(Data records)
↓

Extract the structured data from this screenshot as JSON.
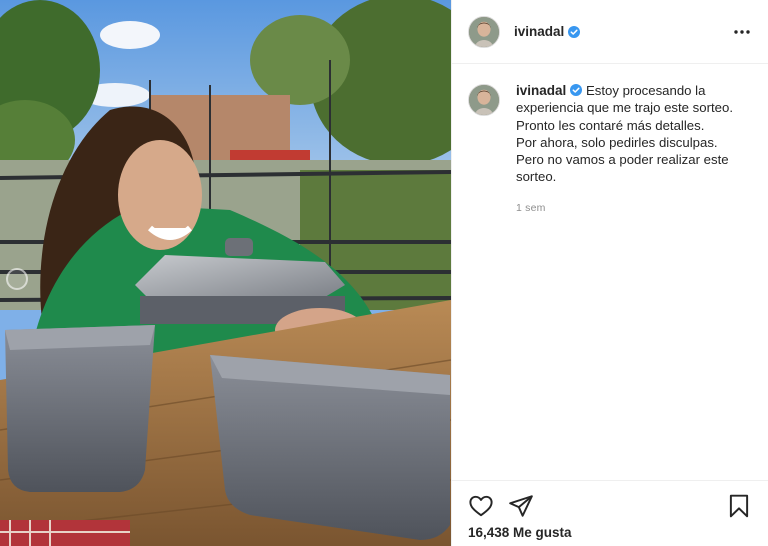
{
  "post": {
    "username": "ivinadal",
    "verified": true,
    "caption": "Estoy procesando la experiencia que me trajo este sorteo.\nPronto les contaré más detalles.\nPor ahora, solo pedirles disculpas.\nPero no vamos a poder realizar este sorteo.",
    "timestamp": "1 sem",
    "likes": "16,438 Me gusta"
  },
  "icons": {
    "more": "more-options-icon",
    "like": "heart-icon",
    "share": "paper-plane-icon",
    "save": "bookmark-icon",
    "verified": "verified-badge-icon"
  },
  "colors": {
    "verified_blue": "#3897f0",
    "divider": "#efefef",
    "muted_text": "#8e8e8e"
  }
}
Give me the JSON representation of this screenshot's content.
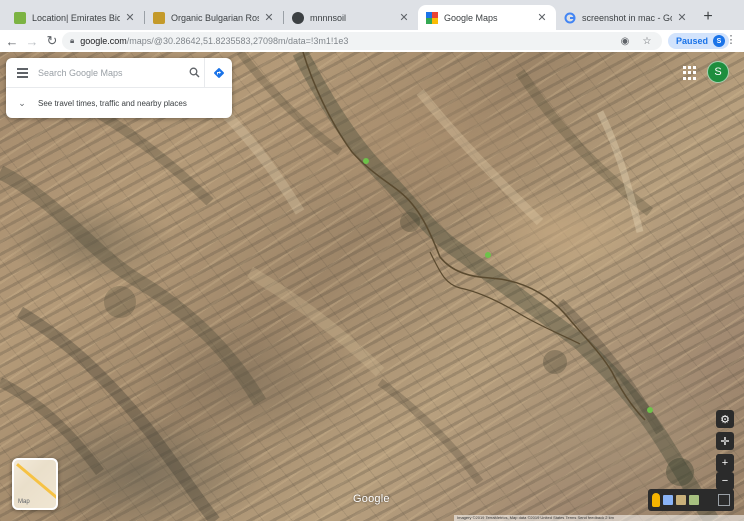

↑

Goal: Can you repeat every record above exactly, apart from the pictures?

Task output:
Extract the structured data from this screenshot as JSON.
{
  "post": {
    "username": "ivinadal",
    "verified": true,
    "caption": "Estoy procesando la experiencia que me trajo este sorteo.\nPronto les contaré más detalles.\nPor ahora, solo pedirles disculpas.\nPero no vamos a poder realizar este sorteo.",
    "timestamp": "1 sem",
    "likes": "16,438 Me gusta"
  },
  "icons": {
    "more": "more-options-icon",
    "like": "heart-icon",
    "share": "paper-plane-icon",
    "save": "bookmark-icon",
    "verified": "verified-badge-icon"
  },
  "colors": {
    "verified_blue": "#3897f0",
    "divider": "#efefef",
    "muted_text": "#8e8e8e"
  }
}
Give me the JSON representation of this screenshot's content.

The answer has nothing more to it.